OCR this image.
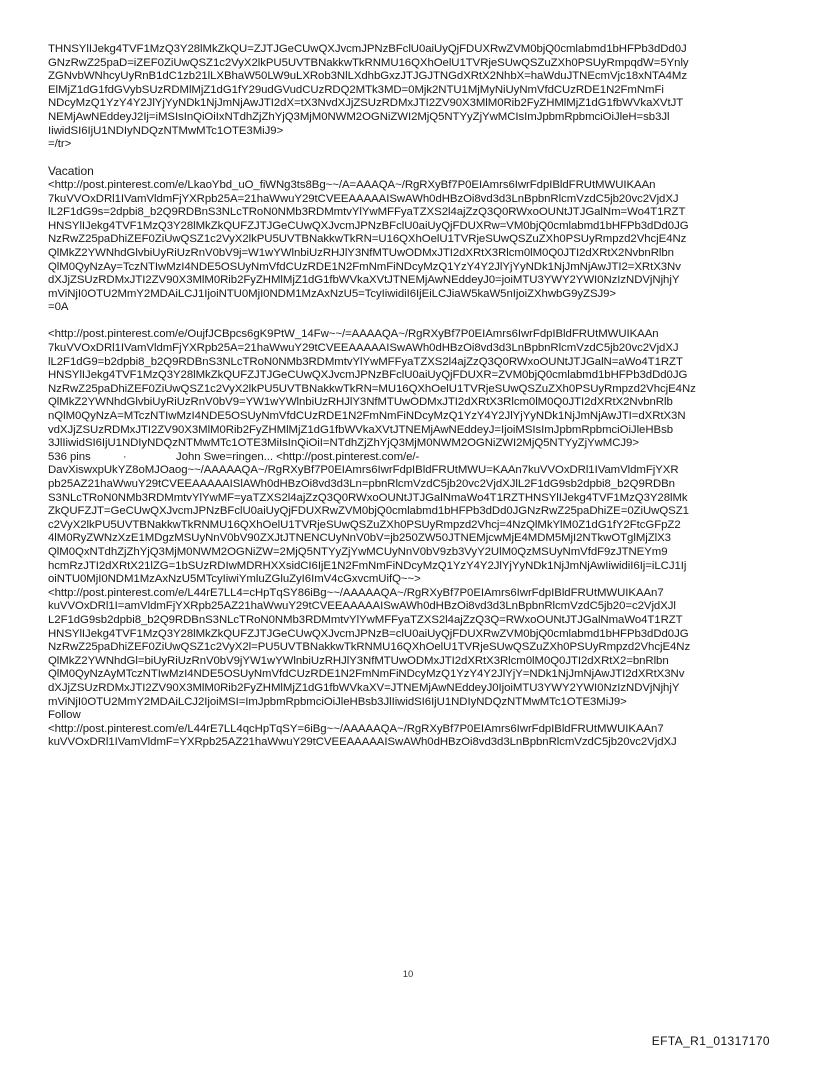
THNSYlIJekg4TVF1MzQ3Y28lMkZkQU=ZJTJGeCUwQXJvcmJPNzBFclU0aiUyQjFDUXRwZVM0bjQ0cmlabmd1bHFPb3dDd0J
GNzRwZ25paD=iZEF0ZiUwQSZ1c2VyX2lkPU5UVTBNakkwTkRNMU16QXhOelU1TVRjeSUwQSZuZXh0PSUyRmpqdW=5Ynly
ZGNvbWNhcyUyRnB1dC1zb21lLXBhaW50LW9uLXRob3NlLXdhbGxzJTJGJTNGdXRtX2NhbX=haWduJTNEcmVjc18xNTA4Mz
ElMjZ1dG1fdGVybSUzRDMlMjZ1dG1fY29udGVudCUzRDQ2MTk3MD=0Mjk2NTU1MjMyNiUyNmVfdCUzRDE1N2FmNmFi
NDcyMzQ1YzY4Y2JlYjYyNDk1NjJmNjAwJTI2dX=tX3NvdXJjZSUzRDMxJTI2ZV90X3MlM0Rib2FyZHMlMjZ1dG1fbWVkaXVtJT
NEMjAwNEddeyJ2Ij=iMSIsInQiOiIxNTdhZjZhYjQ3MjM0NWM2OGNiZWI2MjQ5NTYyZjYwMCIsImJpbmRpbmciOiJleH=sb3Jl
IiwidSI6IjU1NDIyNDQzNTMwMTc1OTE3MiJ9>
=/tr>
Vacation
<http://post.pinterest.com/e/LkaoYbd_uO_fiWNg3ts8Bg~~/A=AAAQA~/RgRXyBf7P0EIAmrs6IwrFdpIBldFRUtMWUIKAAn
7kuVVOxDRl1IVamVldmFjYXRpb25A=21haWwuY29tCVEEAAAAAISwAWh0dHBzOi8vd3d3LnBpbnRlcmVzdC5jb20vc2VjdXJ
lL2F1dG9s=2dpbi8_b2Q9RDBnS3NLcTRoN0NMb3RDMmtvYlYwMFFyaTZXS2l4ajZzQ3Q0RWxoOUNtJTJGalNm=Wo4T1RZT
HNSYlIJekg4TVF1MzQ3Y28lMkZkQUFZJTJGeCUwQXJvcmJPNzBFclU0aiUyQjFDUXRw=VM0bjQ0cmlabmd1bHFPb3dDd0JG
NzRwZ25paDhiZEF0ZiUwQSZ1c2VyX2lkPU5UVTBNakkwTkRN=U16QXhOelU1TVRjeSUwQSZuZXh0PSUyRmpzd2VhcjE4Nz
QlMkZ2YWNhdGlvbiUyRiUzRnV0bV9j=W1wYWlnbiUzRHJlY3NfMTUwODMxJTI2dXRtX3Rlcm0lM0Q0JTI2dXRtX2NvbnRlbn
QlM0QyNzAy=TczNTIwMzI4NDE5OSUyNmVfdCUzRDE1N2FmNmFiNDcyMzQ1YzY4Y2JlYjYyNDk1NjJmNjAwJTI2=XRtX3Nv
dXJjZSUzRDMxJTI2ZV90X3MlM0Rib2FyZHMlMjZ1dG1fbWVkaXVtJTNEMjAwNEddeyJ0=joiMTU3YWY2YWI0NzIzNDVjNjhjY
mViNjI0OTU2MmY2MDAiLCJ1IjoiNTU0MjI0NDM1MzAxNzU5=TcyIiwidiI6IjEiLCJiaW5kaW5nIjoiZXhwbG9yZSJ9>
=0A
<http://post.pinterest.com/e/OujfJCBpcs6gK9PtW_14Fw~~/=AAAAQA~/RgRXyBf7P0EIAmrs6IwrFdpIBldFRUtMWUIKAAn
7kuVVOxDRl1IVamVldmFjYXRpb25A=21haWwuY29tCVEEAAAAAISwAWh0dHBzOi8vd3d3LnBpbnRlcmVzdC5jb20vc2VjdXJ
lL2F1dG9=b2dpbi8_b2Q9RDBnS3NLcTRoN0NMb3RDMmtvYlYwMFFyaTZXS2l4ajZzQ3Q0RWxoOUNtJTJGalN=aWo4T1RZT
HNSYlIJekg4TVF1MzQ3Y28lMkZkQUFZJTJGeCUwQXJvcmJPNzBFclU0aiUyQjFDUXR=ZVM0bjQ0cmlabmd1bHFPb3dDd0JG
NzRwZ25paDhiZEF0ZiUwQSZ1c2VyX2lkPU5UVTBNakkwTkRN=MU16QXhOelU1TVRjeSUwQSZuZXh0PSUyRmpzd2VhcjE4Nz
QlMkZ2YWNhdGlvbiUyRiUzRnV0bV9=YW1wYWlnbiUzRHJlY3NfMTUwODMxJTI2dXRtX3Rlcm0lM0Q0JTI2dXRtX2NvbnRlb
nQlM0QyNzA=MTczNTIwMzI4NDE5OSUyNmVfdCUzRDE1N2FmNmFiNDcyMzQ1YzY4Y2JlYjYyNDk1NjJmNjAwJTI=dXRtX3N
vdXJjZSUzRDMxJTI2ZV90X3MlM0Rib2FyZHMlMjZ1dG1fbWVkaXVtJTNEMjAwNEddeyJ=IjoiMSIsImJpbmRpbmciOiJleHBsb
3JlIiwidSI6IjU1NDIyNDQzNTMwMTc1OTE3MiIsInQiOiI=NTdhZjZhYjQ3MjM0NWM2OGNiZWI2MjQ5NTYyZjYwMCJ9>
536 pins	·	John Swe=ringen... <http://post.pinterest.com/e/-
DavXiswxpUkYZ8oMJOaog~~/AAAAAQA~/RgRXyBf7P0EIAmrs6IwrFdpIBldFRUtMWU=KAAn7kuVVOxDRl1IVamVldmFjYXR
pb25AZ21haWwuY29tCVEEAAAAAISlAWh0dHBzOi8vd3d3Ln=pbnRlcmVzdC5jb20vc2VjdXJlL2F1dG9sb2dpbi8_b2Q9RDBn
S3NLcTRoN0NMb3RDMmtvYlYwMF=yaTZXS2l4ajZzQ3Q0RWxoOUNtJTJGalNmaWo4T1RZTHNSYlIJekg4TVF1MzQ3Y28lMk
ZkQUFZJT=GeCUwQXJvcmJPNzBFclU0aiUyQjFDUXRwZVM0bjQ0cmlabmd1bHFPb3dDd0JGNzRwZ25paDhiZE=0ZiUwQSZ1
c2VyX2lkPU5UVTBNakkwTkRNMU16QXhOelU1TVRjeSUwQSZuZXh0PSUyRmpzd2Vhcj=4NzQlMkYlM0Z1dG1fY2FtcGFpZ2
4lM0RyZWNzXzE1MDgzMSUyNnV0bV90ZXJtJTNENCUyNnV0bV=jb250ZW50JTNEMjcwMjE4MDM5MjI2NTkwOTglMjZlX3
QlM0QxNTdhZjZhYjQ3MjM0NWM2OGNiZW=2MjQ5NTYyZjYwMCUyNnV0bV9zb3VyY2UlM0QzMSUyNmVfdF9zJTNEYm9
hcmRzJTI2dXRtX21lZG=1bSUzRDIwMDRHXXsidCI6IjE1N2FmNmFiNDcyMzQ1YzY4Y2JlYjYyNDk1NjJmNjAwIiwidiI6Ij=iLCJ1Ij
oiNTU0MjI0NDM1MzAxNzU5MTcyIiwiYmluZGluZyI6ImV4cGxvcmUifQ~~>
<http://post.pinterest.com/e/L44rE7LL4=cHpTqSY86iBg~~/AAAAAQA~/RgRXyBf7P0EIAmrs6IwrFdpIBldFRUtMWUIKAAn7
kuVVOxDRl1I=amVldmFjYXRpb25AZ21haWwuY29tCVEEAAAAAISwAWh0dHBzOi8vd3d3LnBpbnRlcmVzdC5jb20=c2VjdXJl
L2F1dG9sb2dpbi8_b2Q9RDBnS3NLcTRoN0NMb3RDMmtvYlYwMFFyaTZXS2l4ajZzQ3Q=RWxoOUNtJTJGalNmaWo4T1RZT
HNSYlIJekg4TVF1MzQ3Y28lMkZkQUFZJTJGeCUwQXJvcmJPNzB=clU0aiUyQjFDUXRwZVM0bjQ0cmlabmd1bHFPb3dDd0JG
NzRwZ25paDhiZEF0ZiUwQSZ1c2VyX2l=PU5UVTBNakkwTkRNMU16QXhOelU1TVRjeSUwQSZuZXh0PSUyRmpzd2VhcjE4Nz
QlMkZ2YWNhdGl=biUyRiUzRnV0bV9jYW1wYWlnbiUzRHJlY3NfMTUwODMxJTI2dXRtX3Rlcm0lM0Q0JTI2dXRtX2=bnRlbn
QlM0QyNzAyMTczNTIwMzI4NDE5OSUyNmVfdCUzRDE1N2FmNmFiNDcyMzQ1YzY4Y2JlYjY=NDk1NjJmNjAwJTI2dXRtX3Nv
dXJjZSUzRDMxJTI2ZV90X3MlM0Rib2FyZHMlMjZ1dG1fbWVkaXV=JTNEMjAwNEddeyJ0IjoiMTU3YWY2YWI0NzIzNDVjNjhjY
mViNjI0OTU2MmY2MDAiLCJ2IjoiMSI=ImJpbmRpbmciOiJleHBsb3JlIiwidSI6IjU1NDIyNDQzNTMwMTc1OTE3MiJ9>
Follow
<http://post.pinterest.com/e/L44rE7LL4qcHpTqSY=6iBg~~/AAAAAQA~/RgRXyBf7P0EIAmrs6IwrFdpIBldFRUtMWUIKAAn7
kuVVOxDRl1IVamVldmF=YXRpb25AZ21haWwuY29tCVEEAAAAAISwAWh0dHBzOi8vd3d3LnBpbnRlcmVzdC5jb20vc2VjdXJ
10
EFTA_R1_01317170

● **DESCRIPTION OF THE TASK**: Pick out the lines above containing the word "post", then copy them.

● **SOLVED EXERCISE**:
<http://post.pinterest.com/e/LkaoYbd_uO_fiWNg3ts8Bg~~/A=AAAQA~/RgRXyBf7P0EIAmrs6IwrFdpIBldFRUtMWUIKAAn
<http://post.pinterest.com/e/OujfJCBpcs6gK9PtW_14Fw~~/=AAAAQA~/RgRXyBf7P0EIAmrs6IwrFdpIBldFRUtMWUIKAAn
536 pins	·	John Swe=ringen... <http://post.pinterest.com/e/-
<http://post.pinterest.com/e/L44rE7LL4=cHpTqSY86iBg~~/AAAAAQA~/RgRXyBf7P0EIAmrs6IwrFdpIBldFRUtMWUIKAAn7
<http://post.pinterest.com/e/L44rE7LL4qcHpTqSY=6iBg~~/AAAAAQA~/RgRXyBf7P0EIAmrs6IwrFdpIBldFRUtMWUIKAAn7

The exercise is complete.